▶ [Task inputs]:

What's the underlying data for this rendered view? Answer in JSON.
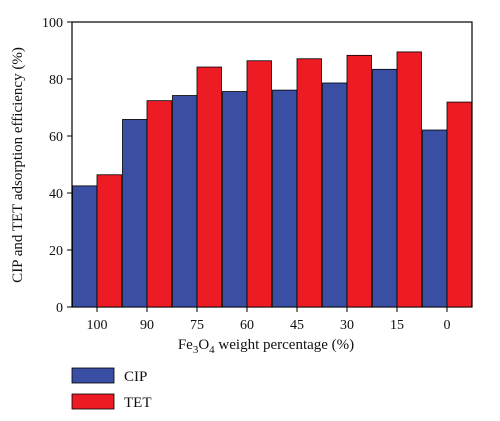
{
  "chart_data": {
    "type": "bar",
    "categories": [
      "100",
      "90",
      "75",
      "60",
      "45",
      "30",
      "15",
      "0"
    ],
    "series": [
      {
        "name": "CIP",
        "values": [
          42.5,
          65.8,
          74.2,
          75.6,
          76.1,
          78.6,
          83.4,
          62.1
        ],
        "color": "#3a4ea3"
      },
      {
        "name": "TET",
        "values": [
          46.4,
          72.4,
          84.2,
          86.4,
          87.1,
          88.3,
          89.5,
          71.9
        ],
        "color": "#ed1c24"
      }
    ],
    "xlabel_parts": {
      "a": "Fe",
      "sub1": "3",
      "b": "O",
      "sub2": "4",
      "c": " weight percentage (%)"
    },
    "ylabel": "CIP and TET adsorption efficiency (%)",
    "ylim": [
      0,
      100
    ],
    "yticks": [
      "0",
      "20",
      "40",
      "60",
      "80",
      "100"
    ],
    "grid": false,
    "legend_position": "bottom-left"
  }
}
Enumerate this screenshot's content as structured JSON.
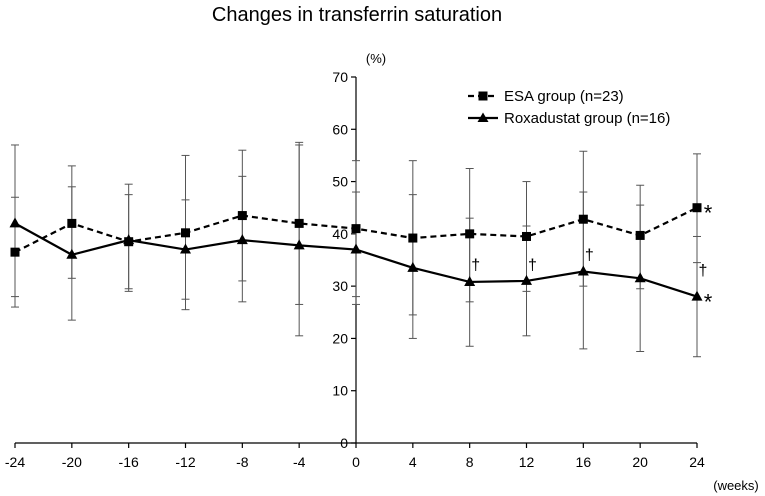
{
  "chart_data": {
    "type": "line",
    "title": "Changes in transferrin saturation",
    "ylabel": "(%)",
    "xlabel": "(weeks)",
    "ylim": [
      0,
      70
    ],
    "yticks": [
      0,
      10,
      20,
      30,
      40,
      50,
      60,
      70
    ],
    "xlim": [
      -24,
      24
    ],
    "x": [
      -24,
      -20,
      -16,
      -12,
      -8,
      -4,
      0,
      4,
      8,
      12,
      16,
      20,
      24
    ],
    "x_tick_labels": [
      "-24",
      "-20",
      "-16",
      "-12",
      "-8",
      "-4",
      "0",
      "4",
      "8",
      "12",
      "16",
      "20",
      "24"
    ],
    "series": [
      {
        "name": "ESA group (n=23)",
        "line_style": "dashed",
        "marker": "square",
        "values": [
          36.5,
          42,
          38.5,
          40.2,
          43.5,
          42,
          41,
          39.2,
          40,
          39.5,
          42.8,
          39.7,
          45
        ],
        "err_low": [
          26,
          23.5,
          29.5,
          25.5,
          31,
          26.5,
          28,
          24.5,
          27,
          29,
          30,
          29.5,
          34.5
        ],
        "err_high": [
          47,
          53,
          47.5,
          55,
          56,
          57.5,
          54,
          54,
          52.5,
          50,
          55.8,
          49.3,
          55.3
        ]
      },
      {
        "name": "Roxadustat group (n=16)",
        "line_style": "solid",
        "marker": "triangle",
        "values": [
          42,
          36,
          38.8,
          37,
          38.8,
          37.8,
          37,
          33.5,
          30.8,
          31,
          32.8,
          31.5,
          28
        ],
        "err_low": [
          28,
          31.5,
          29,
          27.5,
          27,
          20.5,
          26.5,
          20,
          18.5,
          20.5,
          18,
          17.5,
          16.5
        ],
        "err_high": [
          57,
          49,
          49.5,
          46.5,
          51,
          57,
          48,
          47.5,
          43,
          41.5,
          48,
          45.5,
          39.5
        ]
      }
    ],
    "annotations": [
      {
        "text": "†",
        "x": 8,
        "y": 34
      },
      {
        "text": "†",
        "x": 12,
        "y": 34
      },
      {
        "text": "†",
        "x": 16,
        "y": 36
      },
      {
        "text": "†",
        "x": 24,
        "y": 33
      },
      {
        "text": "*",
        "x": 24,
        "y": 45
      },
      {
        "text": "*",
        "x": 24,
        "y": 28
      }
    ]
  }
}
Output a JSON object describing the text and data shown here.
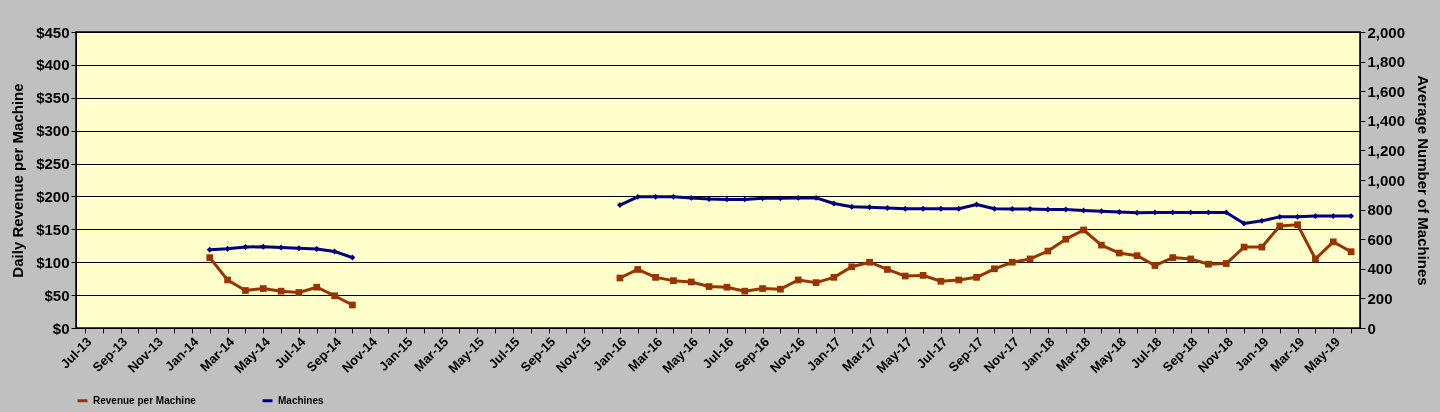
{
  "chart_data": {
    "type": "line",
    "xlabel": null,
    "ylabel": "Daily Revenue per Machine",
    "y2label": "Average Number of Machines",
    "categories": [
      "Jul-13",
      null,
      "Sep-13",
      null,
      "Nov-13",
      null,
      "Jan-14",
      null,
      "Mar-14",
      null,
      "May-14",
      null,
      "Jul-14",
      null,
      "Sep-14",
      null,
      "Nov-14",
      null,
      "Jan-15",
      null,
      "Mar-15",
      null,
      "May-15",
      null,
      "Jul-15",
      null,
      "Sep-15",
      null,
      "Nov-15",
      null,
      "Jan-16",
      null,
      "Mar-16",
      null,
      "May-16",
      null,
      "Jul-16",
      null,
      "Sep-16",
      null,
      "Nov-16",
      null,
      "Jan-17",
      null,
      "Mar-17",
      null,
      "May-17",
      null,
      "Jul-17",
      null,
      "Sep-17",
      null,
      "Nov-17",
      null,
      "Jan-18",
      null,
      "Mar-18",
      null,
      "May-18",
      null,
      "Jul-18",
      null,
      "Sep-18",
      null,
      "Nov-18",
      null,
      "Jan-19",
      null,
      "Mar-19",
      null,
      "May-19",
      null
    ],
    "series": [
      {
        "name": "Revenue per Machine",
        "color": "#993300",
        "marker": "square",
        "values": [
          null,
          null,
          null,
          null,
          null,
          null,
          null,
          107,
          73,
          57,
          60,
          56,
          54,
          62,
          49,
          35,
          null,
          null,
          null,
          null,
          null,
          null,
          null,
          null,
          null,
          null,
          null,
          null,
          null,
          null,
          76,
          89,
          77,
          72,
          70,
          63,
          62,
          56,
          60,
          59,
          73,
          69,
          77,
          93,
          100,
          89,
          79,
          80,
          71,
          73,
          77,
          90,
          100,
          105,
          117,
          135,
          149,
          126,
          114,
          110,
          95,
          107,
          105,
          97,
          98,
          123,
          123,
          155,
          157,
          105,
          131,
          116
        ]
      },
      {
        "name": "Machines",
        "color": "#000080",
        "marker": "diamond",
        "axis": "y2",
        "values": [
          null,
          null,
          null,
          null,
          null,
          null,
          null,
          529,
          536,
          547,
          549,
          544,
          539,
          534,
          517,
          476,
          null,
          null,
          null,
          null,
          null,
          null,
          null,
          null,
          null,
          null,
          null,
          null,
          null,
          null,
          831,
          886,
          886,
          886,
          879,
          871,
          869,
          869,
          876,
          876,
          879,
          879,
          841,
          819,
          816,
          811,
          806,
          806,
          806,
          806,
          834,
          806,
          804,
          804,
          801,
          801,
          794,
          789,
          784,
          779,
          781,
          781,
          781,
          781,
          781,
          706,
          724,
          751,
          751,
          756,
          756,
          756
        ]
      }
    ],
    "ylim": [
      0,
      450
    ],
    "yticks": [
      {
        "value": 0,
        "label": "$0"
      },
      {
        "value": 50,
        "label": "$50"
      },
      {
        "value": 100,
        "label": "$100"
      },
      {
        "value": 150,
        "label": "$150"
      },
      {
        "value": 200,
        "label": "$200"
      },
      {
        "value": 250,
        "label": "$250"
      },
      {
        "value": 300,
        "label": "$300"
      },
      {
        "value": 350,
        "label": "$350"
      },
      {
        "value": 400,
        "label": "$400"
      },
      {
        "value": 450,
        "label": "$450"
      }
    ],
    "y2lim": [
      0,
      2000
    ],
    "y2ticks": [
      0,
      200,
      400,
      600,
      800,
      {
        "value": 1000,
        "label": "1,000"
      },
      {
        "value": 1200,
        "label": "1,200"
      },
      {
        "value": 1400,
        "label": "1,400"
      },
      {
        "value": 1600,
        "label": "1,600"
      },
      {
        "value": 1800,
        "label": "1,800"
      },
      {
        "value": 2000,
        "label": "2,000"
      }
    ],
    "grid": "y",
    "legend": "bottom",
    "line_style": "solid"
  }
}
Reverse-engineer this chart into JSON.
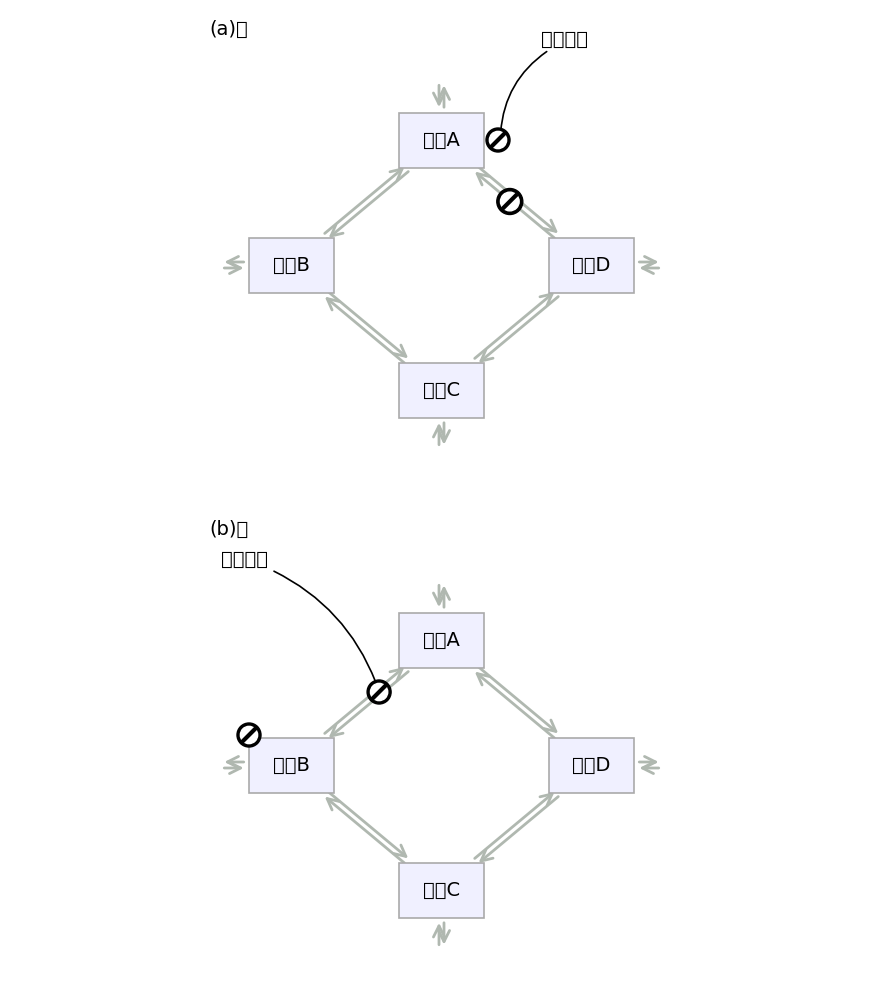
{
  "bg_color": "#ffffff",
  "node_box_color": "#f0f0ff",
  "node_box_edge": "#aaaaaa",
  "arrow_color": "#b0b8b0",
  "label_a": "节点A",
  "label_b": "节点B",
  "label_c": "节点C",
  "label_d": "节点D",
  "fig_a_label": "(a)：",
  "fig_b_label": "(b)：",
  "backup_link": "备用链路",
  "fault_link": "故障链路",
  "font_size": 14,
  "small_font_size": 12
}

▶ [Brief]: Repeat the material above verbatim, with no pictures in the output.

▶ [Solution for this task]:
What's the underlying data for this rendered view? Answer in JSON.
{
  "chart_data": {
    "type": "bar",
    "categories": [
      "100",
      "90",
      "75",
      "60",
      "45",
      "30",
      "15",
      "0"
    ],
    "series": [
      {
        "name": "CIP",
        "values": [
          42.5,
          65.8,
          74.2,
          75.6,
          76.1,
          78.6,
          83.4,
          62.1
        ],
        "color": "#3a4ea3"
      },
      {
        "name": "TET",
        "values": [
          46.4,
          72.4,
          84.2,
          86.4,
          87.1,
          88.3,
          89.5,
          71.9
        ],
        "color": "#ed1c24"
      }
    ],
    "xlabel_parts": {
      "a": "Fe",
      "sub1": "3",
      "b": "O",
      "sub2": "4",
      "c": " weight percentage (%)"
    },
    "ylabel": "CIP and TET adsorption efficiency (%)",
    "ylim": [
      0,
      100
    ],
    "yticks": [
      "0",
      "20",
      "40",
      "60",
      "80",
      "100"
    ],
    "grid": false,
    "legend_position": "bottom-left"
  }
}
Enumerate this screenshot's content as structured JSON.
{
  "chart_data": {
    "type": "line",
    "title": "Changes in transferrin saturation",
    "ylabel": "(%)",
    "xlabel": "(weeks)",
    "ylim": [
      0,
      70
    ],
    "yticks": [
      0,
      10,
      20,
      30,
      40,
      50,
      60,
      70
    ],
    "xlim": [
      -24,
      24
    ],
    "x": [
      -24,
      -20,
      -16,
      -12,
      -8,
      -4,
      0,
      4,
      8,
      12,
      16,
      20,
      24
    ],
    "x_tick_labels": [
      "-24",
      "-20",
      "-16",
      "-12",
      "-8",
      "-4",
      "0",
      "4",
      "8",
      "12",
      "16",
      "20",
      "24"
    ],
    "series": [
      {
        "name": "ESA group (n=23)",
        "line_style": "dashed",
        "marker": "square",
        "values": [
          36.5,
          42,
          38.5,
          40.2,
          43.5,
          42,
          41,
          39.2,
          40,
          39.5,
          42.8,
          39.7,
          45
        ],
        "err_low": [
          26,
          23.5,
          29.5,
          25.5,
          31,
          26.5,
          28,
          24.5,
          27,
          29,
          30,
          29.5,
          34.5
        ],
        "err_high": [
          47,
          53,
          47.5,
          55,
          56,
          57.5,
          54,
          54,
          52.5,
          50,
          55.8,
          49.3,
          55.3
        ]
      },
      {
        "name": "Roxadustat group (n=16)",
        "line_style": "solid",
        "marker": "triangle",
        "values": [
          42,
          36,
          38.8,
          37,
          38.8,
          37.8,
          37,
          33.5,
          30.8,
          31,
          32.8,
          31.5,
          28
        ],
        "err_low": [
          28,
          31.5,
          29,
          27.5,
          27,
          20.5,
          26.5,
          20,
          18.5,
          20.5,
          18,
          17.5,
          16.5
        ],
        "err_high": [
          57,
          49,
          49.5,
          46.5,
          51,
          57,
          48,
          47.5,
          43,
          41.5,
          48,
          45.5,
          39.5
        ]
      }
    ],
    "annotations": [
      {
        "text": "†",
        "x": 8,
        "y": 34
      },
      {
        "text": "†",
        "x": 12,
        "y": 34
      },
      {
        "text": "†",
        "x": 16,
        "y": 36
      },
      {
        "text": "†",
        "x": 24,
        "y": 33
      },
      {
        "text": "*",
        "x": 24,
        "y": 45
      },
      {
        "text": "*",
        "x": 24,
        "y": 28
      }
    ]
  }
}
Output a JSON object describing the text and data shown here.
{
  "chart_data": {
    "type": "line",
    "xlabel": null,
    "ylabel": "Daily Revenue per Machine",
    "y2label": "Average Number of Machines",
    "categories": [
      "Jul-13",
      null,
      "Sep-13",
      null,
      "Nov-13",
      null,
      "Jan-14",
      null,
      "Mar-14",
      null,
      "May-14",
      null,
      "Jul-14",
      null,
      "Sep-14",
      null,
      "Nov-14",
      null,
      "Jan-15",
      null,
      "Mar-15",
      null,
      "May-15",
      null,
      "Jul-15",
      null,
      "Sep-15",
      null,
      "Nov-15",
      null,
      "Jan-16",
      null,
      "Mar-16",
      null,
      "May-16",
      null,
      "Jul-16",
      null,
      "Sep-16",
      null,
      "Nov-16",
      null,
      "Jan-17",
      null,
      "Mar-17",
      null,
      "May-17",
      null,
      "Jul-17",
      null,
      "Sep-17",
      null,
      "Nov-17",
      null,
      "Jan-18",
      null,
      "Mar-18",
      null,
      "May-18",
      null,
      "Jul-18",
      null,
      "Sep-18",
      null,
      "Nov-18",
      null,
      "Jan-19",
      null,
      "Mar-19",
      null,
      "May-19",
      null
    ],
    "series": [
      {
        "name": "Revenue per Machine",
        "color": "#993300",
        "marker": "square",
        "values": [
          null,
          null,
          null,
          null,
          null,
          null,
          null,
          107,
          73,
          57,
          60,
          56,
          54,
          62,
          49,
          35,
          null,
          null,
          null,
          null,
          null,
          null,
          null,
          null,
          null,
          null,
          null,
          null,
          null,
          null,
          76,
          89,
          77,
          72,
          70,
          63,
          62,
          56,
          60,
          59,
          73,
          69,
          77,
          93,
          100,
          89,
          79,
          80,
          71,
          73,
          77,
          90,
          100,
          105,
          117,
          135,
          149,
          126,
          114,
          110,
          95,
          107,
          105,
          97,
          98,
          123,
          123,
          155,
          157,
          105,
          131,
          116
        ]
      },
      {
        "name": "Machines",
        "color": "#000080",
        "marker": "diamond",
        "axis": "y2",
        "values": [
          null,
          null,
          null,
          null,
          null,
          null,
          null,
          529,
          536,
          547,
          549,
          544,
          539,
          534,
          517,
          476,
          null,
          null,
          null,
          null,
          null,
          null,
          null,
          null,
          null,
          null,
          null,
          null,
          null,
          null,
          831,
          886,
          886,
          886,
          879,
          871,
          869,
          869,
          876,
          876,
          879,
          879,
          841,
          819,
          816,
          811,
          806,
          806,
          806,
          806,
          834,
          806,
          804,
          804,
          801,
          801,
          794,
          789,
          784,
          779,
          781,
          781,
          781,
          781,
          781,
          706,
          724,
          751,
          751,
          756,
          756,
          756
        ]
      }
    ],
    "ylim": [
      0,
      450
    ],
    "yticks": [
      {
        "value": 0,
        "label": "$0"
      },
      {
        "value": 50,
        "label": "$50"
      },
      {
        "value": 100,
        "label": "$100"
      },
      {
        "value": 150,
        "label": "$150"
      },
      {
        "value": 200,
        "label": "$200"
      },
      {
        "value": 250,
        "label": "$250"
      },
      {
        "value": 300,
        "label": "$300"
      },
      {
        "value": 350,
        "label": "$350"
      },
      {
        "value": 400,
        "label": "$400"
      },
      {
        "value": 450,
        "label": "$450"
      }
    ],
    "y2lim": [
      0,
      2000
    ],
    "y2ticks": [
      0,
      200,
      400,
      600,
      800,
      {
        "value": 1000,
        "label": "1,000"
      },
      {
        "value": 1200,
        "label": "1,200"
      },
      {
        "value": 1400,
        "label": "1,400"
      },
      {
        "value": 1600,
        "label": "1,600"
      },
      {
        "value": 1800,
        "label": "1,800"
      },
      {
        "value": 2000,
        "label": "2,000"
      }
    ],
    "grid": "y",
    "legend": "bottom",
    "line_style": "solid"
  }
}
Reverse-engineer this chart into JSON.
{
  "bg_color": "#ffffff",
  "node_box_color": "#f0f0ff",
  "node_box_edge": "#aaaaaa",
  "arrow_color": "#b0b8b0",
  "label_a": "节点A",
  "label_b": "节点B",
  "label_c": "节点C",
  "label_d": "节点D",
  "fig_a_label": "(a)：",
  "fig_b_label": "(b)：",
  "backup_link": "备用链路",
  "fault_link": "故障链路",
  "font_size": 14,
  "small_font_size": 12
}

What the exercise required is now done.